══ Data for the task

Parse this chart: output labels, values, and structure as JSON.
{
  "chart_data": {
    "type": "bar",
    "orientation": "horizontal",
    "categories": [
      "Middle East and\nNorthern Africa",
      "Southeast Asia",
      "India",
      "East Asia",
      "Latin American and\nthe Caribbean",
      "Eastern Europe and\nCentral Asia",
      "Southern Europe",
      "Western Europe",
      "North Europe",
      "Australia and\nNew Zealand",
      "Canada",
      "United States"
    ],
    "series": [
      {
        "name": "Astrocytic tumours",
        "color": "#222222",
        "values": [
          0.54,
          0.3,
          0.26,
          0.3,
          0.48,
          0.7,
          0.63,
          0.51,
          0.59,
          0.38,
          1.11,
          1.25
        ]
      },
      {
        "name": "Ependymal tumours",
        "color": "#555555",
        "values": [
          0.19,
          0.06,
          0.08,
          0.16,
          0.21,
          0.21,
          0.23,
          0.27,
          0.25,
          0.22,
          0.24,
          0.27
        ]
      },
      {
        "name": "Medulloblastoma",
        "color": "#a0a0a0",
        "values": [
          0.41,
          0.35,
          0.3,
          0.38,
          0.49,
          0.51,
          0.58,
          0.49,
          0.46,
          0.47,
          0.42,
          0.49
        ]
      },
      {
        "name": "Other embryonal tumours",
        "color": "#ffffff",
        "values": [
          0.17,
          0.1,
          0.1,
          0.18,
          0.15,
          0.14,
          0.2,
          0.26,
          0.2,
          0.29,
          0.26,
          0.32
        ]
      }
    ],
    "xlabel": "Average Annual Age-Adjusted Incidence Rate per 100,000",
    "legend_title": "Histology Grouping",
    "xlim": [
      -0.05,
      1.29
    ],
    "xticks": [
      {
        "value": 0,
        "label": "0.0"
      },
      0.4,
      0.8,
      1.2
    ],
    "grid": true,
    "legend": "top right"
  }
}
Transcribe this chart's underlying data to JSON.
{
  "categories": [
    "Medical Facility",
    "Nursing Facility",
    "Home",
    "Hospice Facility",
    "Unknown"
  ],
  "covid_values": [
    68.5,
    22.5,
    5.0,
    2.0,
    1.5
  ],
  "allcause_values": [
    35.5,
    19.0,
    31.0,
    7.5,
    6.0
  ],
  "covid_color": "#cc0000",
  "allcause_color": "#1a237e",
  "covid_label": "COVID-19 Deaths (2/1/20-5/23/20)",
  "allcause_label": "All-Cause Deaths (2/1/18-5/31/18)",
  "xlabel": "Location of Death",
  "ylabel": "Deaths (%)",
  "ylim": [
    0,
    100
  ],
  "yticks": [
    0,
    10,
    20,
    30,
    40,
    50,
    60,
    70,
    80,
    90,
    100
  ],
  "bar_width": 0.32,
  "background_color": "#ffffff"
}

════

### Your objective
Reproduce all the records precisely.

### Problem solution
Parse this chart: output labels, values, and structure as JSON.
{
  "chart_data": {
    "type": "bar",
    "orientation": "horizontal",
    "categories": [
      "Middle East and\nNorthern Africa",
      "Southeast Asia",
      "India",
      "East Asia",
      "Latin American and\nthe Caribbean",
      "Eastern Europe and\nCentral Asia",
      "Southern Europe",
      "Western Europe",
      "North Europe",
      "Australia and\nNew Zealand",
      "Canada",
      "United States"
    ],
    "series": [
      {
        "name": "Astrocytic tumours",
        "color": "#222222",
        "values": [
          0.54,
          0.3,
          0.26,
          0.3,
          0.48,
          0.7,
          0.63,
          0.51,
          0.59,
          0.38,
          1.11,
          1.25
        ]
      },
      {
        "name": "Ependymal tumours",
        "color": "#555555",
        "values": [
          0.19,
          0.06,
          0.08,
          0.16,
          0.21,
          0.21,
          0.23,
          0.27,
          0.25,
          0.22,
          0.24,
          0.27
        ]
      },
      {
        "name": "Medulloblastoma",
        "color": "#a0a0a0",
        "values": [
          0.41,
          0.35,
          0.3,
          0.38,
          0.49,
          0.51,
          0.58,
          0.49,
          0.46,
          0.47,
          0.42,
          0.49
        ]
      },
      {
        "name": "Other embryonal tumours",
        "color": "#ffffff",
        "values": [
          0.17,
          0.1,
          0.1,
          0.18,
          0.15,
          0.14,
          0.2,
          0.26,
          0.2,
          0.29,
          0.26,
          0.32
        ]
      }
    ],
    "xlabel": "Average Annual Age-Adjusted Incidence Rate per 100,000",
    "legend_title": "Histology Grouping",
    "xlim": [
      -0.05,
      1.29
    ],
    "xticks": [
      {
        "value": 0,
        "label": "0.0"
      },
      0.4,
      0.8,
      1.2
    ],
    "grid": true,
    "legend": "top right"
  }
}
Transcribe this chart's underlying data to JSON.
{
  "categories": [
    "Medical Facility",
    "Nursing Facility",
    "Home",
    "Hospice Facility",
    "Unknown"
  ],
  "covid_values": [
    68.5,
    22.5,
    5.0,
    2.0,
    1.5
  ],
  "allcause_values": [
    35.5,
    19.0,
    31.0,
    7.5,
    6.0
  ],
  "covid_color": "#cc0000",
  "allcause_color": "#1a237e",
  "covid_label": "COVID-19 Deaths (2/1/20-5/23/20)",
  "allcause_label": "All-Cause Deaths (2/1/18-5/31/18)",
  "xlabel": "Location of Death",
  "ylabel": "Deaths (%)",
  "ylim": [
    0,
    100
  ],
  "yticks": [
    0,
    10,
    20,
    30,
    40,
    50,
    60,
    70,
    80,
    90,
    100
  ],
  "bar_width": 0.32,
  "background_color": "#ffffff"
}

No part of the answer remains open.